» **Objective**: Any pictures in the records below should be skipped; write out everything else exactly.
===
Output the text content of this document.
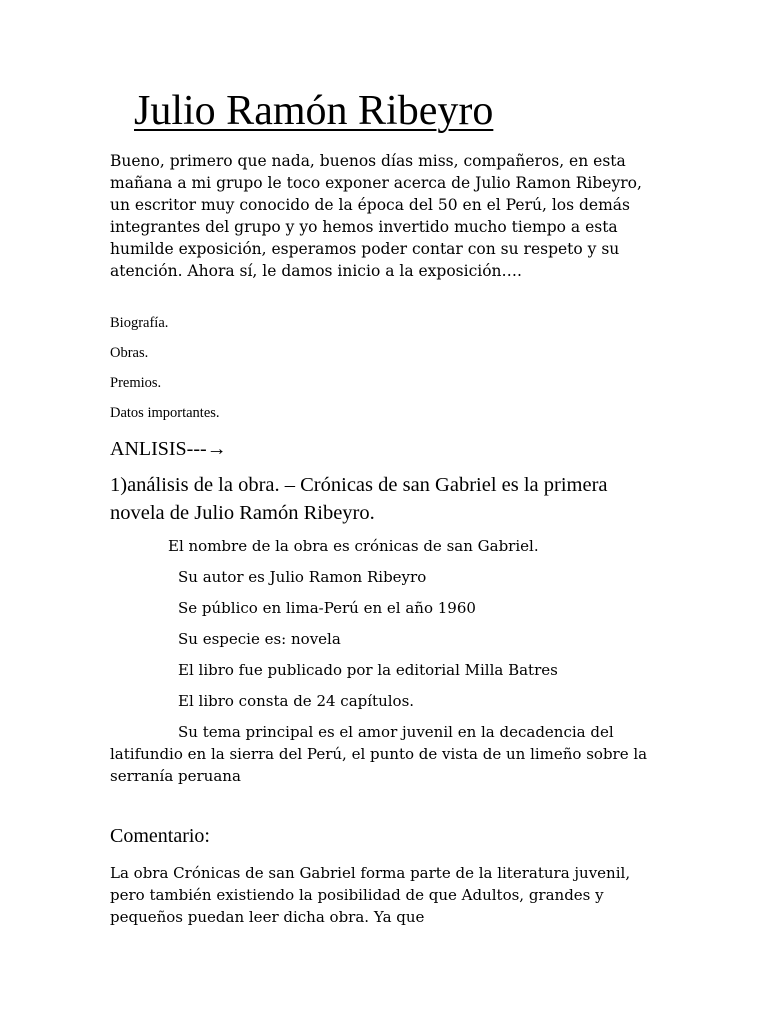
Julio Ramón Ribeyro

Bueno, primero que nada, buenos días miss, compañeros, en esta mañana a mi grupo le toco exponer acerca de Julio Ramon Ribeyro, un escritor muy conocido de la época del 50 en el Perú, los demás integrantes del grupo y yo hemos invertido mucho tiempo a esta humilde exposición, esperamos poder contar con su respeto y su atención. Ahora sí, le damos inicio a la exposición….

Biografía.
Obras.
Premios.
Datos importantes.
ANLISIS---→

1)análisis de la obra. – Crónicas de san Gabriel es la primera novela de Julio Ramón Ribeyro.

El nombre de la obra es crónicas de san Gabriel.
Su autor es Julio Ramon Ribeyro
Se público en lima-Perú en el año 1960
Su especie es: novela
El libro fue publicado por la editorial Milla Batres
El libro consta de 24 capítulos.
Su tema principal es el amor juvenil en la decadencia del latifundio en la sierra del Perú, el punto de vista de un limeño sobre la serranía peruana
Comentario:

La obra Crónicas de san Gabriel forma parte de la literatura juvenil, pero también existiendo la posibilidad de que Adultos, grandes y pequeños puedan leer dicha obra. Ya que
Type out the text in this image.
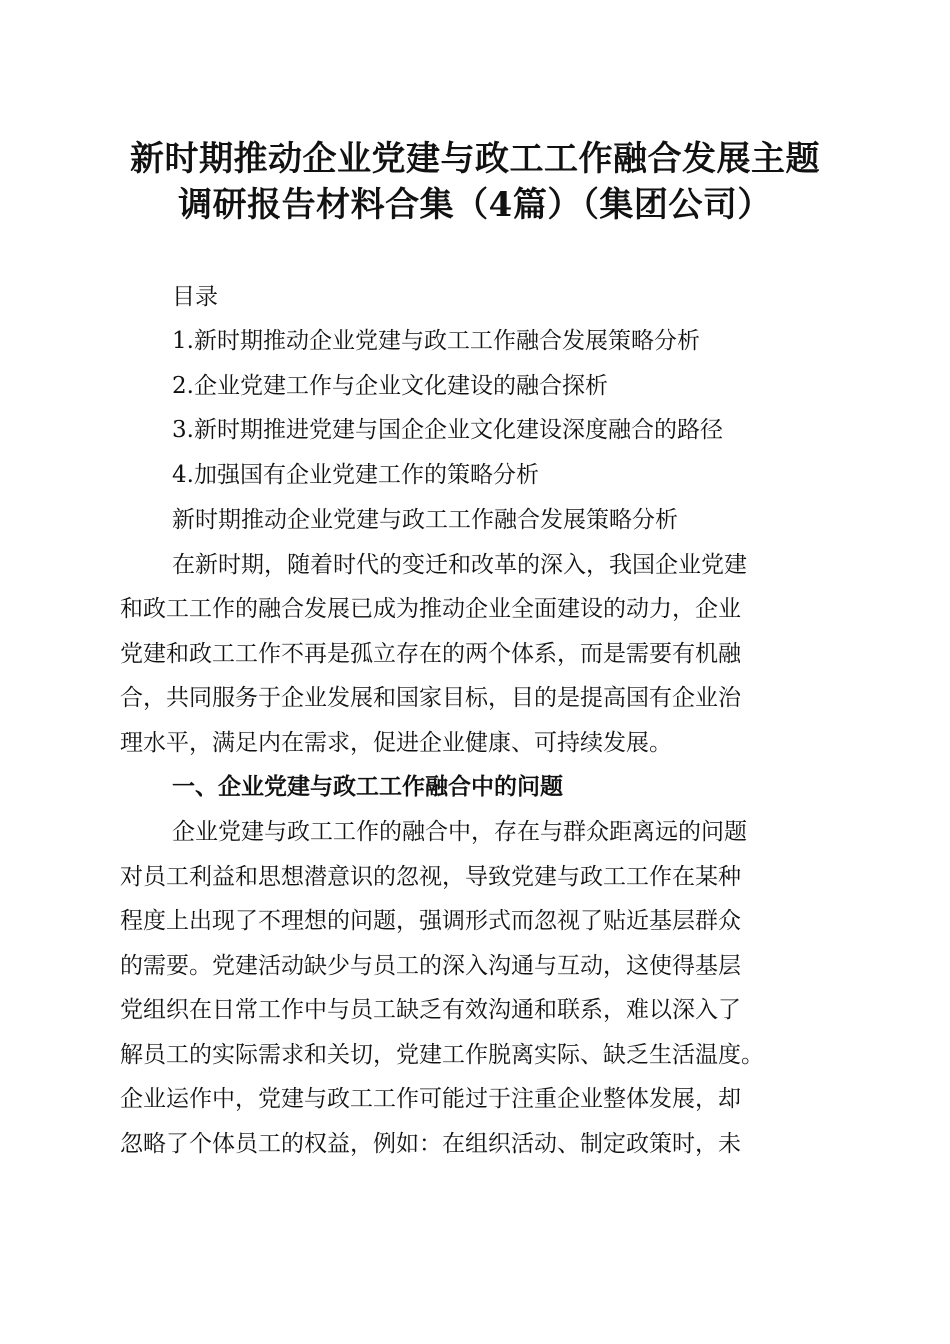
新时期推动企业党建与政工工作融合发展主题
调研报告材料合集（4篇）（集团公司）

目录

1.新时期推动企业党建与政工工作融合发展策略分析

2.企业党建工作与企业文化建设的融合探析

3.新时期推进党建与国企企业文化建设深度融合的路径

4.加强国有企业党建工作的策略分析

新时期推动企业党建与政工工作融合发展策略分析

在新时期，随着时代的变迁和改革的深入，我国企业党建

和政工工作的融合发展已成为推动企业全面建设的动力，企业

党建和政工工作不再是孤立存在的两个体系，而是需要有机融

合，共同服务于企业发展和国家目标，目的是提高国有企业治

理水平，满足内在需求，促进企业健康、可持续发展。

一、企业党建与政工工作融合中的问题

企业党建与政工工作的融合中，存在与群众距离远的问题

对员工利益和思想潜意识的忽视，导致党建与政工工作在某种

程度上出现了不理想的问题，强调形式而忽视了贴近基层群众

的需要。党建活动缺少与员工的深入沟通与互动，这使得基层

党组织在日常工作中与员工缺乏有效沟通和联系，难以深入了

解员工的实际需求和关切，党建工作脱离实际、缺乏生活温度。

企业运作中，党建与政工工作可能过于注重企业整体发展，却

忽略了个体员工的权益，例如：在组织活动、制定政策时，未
===
» **Exercise solution**:
Output the text content of this document.
Julio Ramón Ribeyro

Bueno, primero que nada, buenos días miss, compañeros, en esta mañana a mi grupo le toco exponer acerca de Julio Ramon Ribeyro, un escritor muy conocido de la época del 50 en el Perú, los demás integrantes del grupo y yo hemos invertido mucho tiempo a esta humilde exposición, esperamos poder contar con su respeto y su atención. Ahora sí, le damos inicio a la exposición….

Biografía.
Obras.
Premios.
Datos importantes.
ANLISIS---→

1)análisis de la obra. – Crónicas de san Gabriel es la primera novela de Julio Ramón Ribeyro.

El nombre de la obra es crónicas de san Gabriel.
Su autor es Julio Ramon Ribeyro
Se público en lima-Perú en el año 1960
Su especie es: novela
El libro fue publicado por la editorial Milla Batres
El libro consta de 24 capítulos.
Su tema principal es el amor juvenil en la decadencia del latifundio en la sierra del Perú, el punto de vista de un limeño sobre la serranía peruana
Comentario:

La obra Crónicas de san Gabriel forma parte de la literatura juvenil, pero también existiendo la posibilidad de que Adultos, grandes y pequeños puedan leer dicha obra. Ya que
Type out the text in this image.
新时期推动企业党建与政工工作融合发展主题
调研报告材料合集（4篇）（集团公司）

目录

1.新时期推动企业党建与政工工作融合发展策略分析

2.企业党建工作与企业文化建设的融合探析

3.新时期推进党建与国企企业文化建设深度融合的路径

4.加强国有企业党建工作的策略分析

新时期推动企业党建与政工工作融合发展策略分析

在新时期，随着时代的变迁和改革的深入，我国企业党建

和政工工作的融合发展已成为推动企业全面建设的动力，企业

党建和政工工作不再是孤立存在的两个体系，而是需要有机融

合，共同服务于企业发展和国家目标，目的是提高国有企业治

理水平，满足内在需求，促进企业健康、可持续发展。

一、企业党建与政工工作融合中的问题

企业党建与政工工作的融合中，存在与群众距离远的问题

对员工利益和思想潜意识的忽视，导致党建与政工工作在某种

程度上出现了不理想的问题，强调形式而忽视了贴近基层群众

的需要。党建活动缺少与员工的深入沟通与互动，这使得基层

党组织在日常工作中与员工缺乏有效沟通和联系，难以深入了

解员工的实际需求和关切，党建工作脱离实际、缺乏生活温度。

企业运作中，党建与政工工作可能过于注重企业整体发展，却

忽略了个体员工的权益，例如：在组织活动、制定政策时，未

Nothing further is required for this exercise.